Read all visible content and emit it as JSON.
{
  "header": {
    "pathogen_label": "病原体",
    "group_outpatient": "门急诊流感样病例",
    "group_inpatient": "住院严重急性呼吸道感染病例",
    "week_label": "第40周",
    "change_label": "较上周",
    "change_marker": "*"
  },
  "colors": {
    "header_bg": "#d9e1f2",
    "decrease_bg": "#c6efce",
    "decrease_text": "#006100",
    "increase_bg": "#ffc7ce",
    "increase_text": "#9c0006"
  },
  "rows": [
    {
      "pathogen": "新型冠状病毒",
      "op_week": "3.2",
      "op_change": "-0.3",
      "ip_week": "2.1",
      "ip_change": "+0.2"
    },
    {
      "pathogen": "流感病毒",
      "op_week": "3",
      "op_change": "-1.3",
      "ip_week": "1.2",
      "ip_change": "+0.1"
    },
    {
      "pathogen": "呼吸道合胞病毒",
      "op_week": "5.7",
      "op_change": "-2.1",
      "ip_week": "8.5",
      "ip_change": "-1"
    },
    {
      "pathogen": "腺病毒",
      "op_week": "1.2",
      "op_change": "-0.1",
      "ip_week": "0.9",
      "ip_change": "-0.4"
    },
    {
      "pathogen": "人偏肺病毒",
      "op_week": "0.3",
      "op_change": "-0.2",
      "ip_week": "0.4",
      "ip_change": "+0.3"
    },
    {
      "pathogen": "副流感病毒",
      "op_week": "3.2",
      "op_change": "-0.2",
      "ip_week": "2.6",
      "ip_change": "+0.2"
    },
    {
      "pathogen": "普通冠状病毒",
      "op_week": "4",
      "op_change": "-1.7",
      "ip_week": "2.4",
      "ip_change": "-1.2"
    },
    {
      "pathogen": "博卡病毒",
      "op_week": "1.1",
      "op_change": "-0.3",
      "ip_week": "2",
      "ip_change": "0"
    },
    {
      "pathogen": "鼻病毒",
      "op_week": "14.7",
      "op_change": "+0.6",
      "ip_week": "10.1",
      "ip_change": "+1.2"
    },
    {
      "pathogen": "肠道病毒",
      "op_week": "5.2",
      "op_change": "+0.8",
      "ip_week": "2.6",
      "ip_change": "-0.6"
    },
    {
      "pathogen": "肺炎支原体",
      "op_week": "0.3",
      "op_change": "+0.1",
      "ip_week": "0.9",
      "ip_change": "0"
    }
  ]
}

* * *

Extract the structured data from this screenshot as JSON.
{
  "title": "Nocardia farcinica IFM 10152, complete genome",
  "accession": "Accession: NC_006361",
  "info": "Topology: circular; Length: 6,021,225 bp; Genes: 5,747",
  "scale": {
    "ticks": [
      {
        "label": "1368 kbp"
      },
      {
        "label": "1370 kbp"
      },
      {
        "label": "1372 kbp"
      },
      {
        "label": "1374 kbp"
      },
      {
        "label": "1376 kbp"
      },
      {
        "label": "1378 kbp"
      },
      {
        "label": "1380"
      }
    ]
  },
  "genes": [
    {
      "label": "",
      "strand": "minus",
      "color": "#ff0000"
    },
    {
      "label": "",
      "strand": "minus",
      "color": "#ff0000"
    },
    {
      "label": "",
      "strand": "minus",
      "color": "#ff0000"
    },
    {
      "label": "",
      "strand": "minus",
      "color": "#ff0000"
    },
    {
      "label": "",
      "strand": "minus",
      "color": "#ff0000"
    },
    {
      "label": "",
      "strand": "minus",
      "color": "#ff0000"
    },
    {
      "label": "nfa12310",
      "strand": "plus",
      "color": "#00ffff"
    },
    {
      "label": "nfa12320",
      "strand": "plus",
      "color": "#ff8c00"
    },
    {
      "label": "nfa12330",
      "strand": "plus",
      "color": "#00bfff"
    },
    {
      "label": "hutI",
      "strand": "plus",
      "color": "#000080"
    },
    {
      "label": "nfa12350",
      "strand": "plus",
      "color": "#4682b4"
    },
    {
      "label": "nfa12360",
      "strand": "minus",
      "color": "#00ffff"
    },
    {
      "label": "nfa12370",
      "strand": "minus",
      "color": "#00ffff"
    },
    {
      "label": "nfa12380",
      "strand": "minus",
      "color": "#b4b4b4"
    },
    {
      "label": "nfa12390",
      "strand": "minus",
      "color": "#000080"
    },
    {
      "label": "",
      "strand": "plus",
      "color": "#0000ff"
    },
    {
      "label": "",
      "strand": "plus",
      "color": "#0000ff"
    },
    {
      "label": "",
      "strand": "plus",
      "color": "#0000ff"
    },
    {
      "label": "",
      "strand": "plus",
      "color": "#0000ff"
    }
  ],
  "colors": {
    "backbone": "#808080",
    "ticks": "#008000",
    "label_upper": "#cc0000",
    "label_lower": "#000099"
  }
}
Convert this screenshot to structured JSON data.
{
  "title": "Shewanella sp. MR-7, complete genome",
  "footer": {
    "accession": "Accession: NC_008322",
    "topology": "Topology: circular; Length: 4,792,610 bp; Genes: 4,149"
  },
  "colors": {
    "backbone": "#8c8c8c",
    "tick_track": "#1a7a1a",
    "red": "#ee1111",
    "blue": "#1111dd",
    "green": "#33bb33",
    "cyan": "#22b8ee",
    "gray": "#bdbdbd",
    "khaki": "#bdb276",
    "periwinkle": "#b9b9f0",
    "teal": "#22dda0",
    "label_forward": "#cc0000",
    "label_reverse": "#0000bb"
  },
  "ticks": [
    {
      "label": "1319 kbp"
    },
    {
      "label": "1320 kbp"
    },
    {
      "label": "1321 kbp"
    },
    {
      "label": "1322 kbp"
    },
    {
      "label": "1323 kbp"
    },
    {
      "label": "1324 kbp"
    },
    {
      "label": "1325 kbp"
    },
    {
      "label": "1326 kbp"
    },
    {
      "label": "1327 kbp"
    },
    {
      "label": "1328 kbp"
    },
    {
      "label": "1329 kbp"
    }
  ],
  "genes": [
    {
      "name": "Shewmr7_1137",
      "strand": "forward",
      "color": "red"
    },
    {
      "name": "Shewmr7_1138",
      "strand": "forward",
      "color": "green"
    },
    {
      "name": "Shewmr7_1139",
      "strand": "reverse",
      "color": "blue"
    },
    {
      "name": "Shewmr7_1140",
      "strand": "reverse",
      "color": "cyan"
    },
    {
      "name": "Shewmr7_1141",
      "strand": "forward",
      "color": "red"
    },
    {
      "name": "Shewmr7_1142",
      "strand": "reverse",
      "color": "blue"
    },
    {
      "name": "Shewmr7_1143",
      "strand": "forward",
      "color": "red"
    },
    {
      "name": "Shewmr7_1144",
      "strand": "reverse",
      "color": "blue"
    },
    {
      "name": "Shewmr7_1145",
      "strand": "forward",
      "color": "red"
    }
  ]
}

*What needs to be done*: Copy each line of the listing that contains the string "genome".

*Result for this exercise*:
  "title": "Nocardia farcinica IFM 10152, complete genome",
  "title": "Shewanella sp. MR-7, complete genome",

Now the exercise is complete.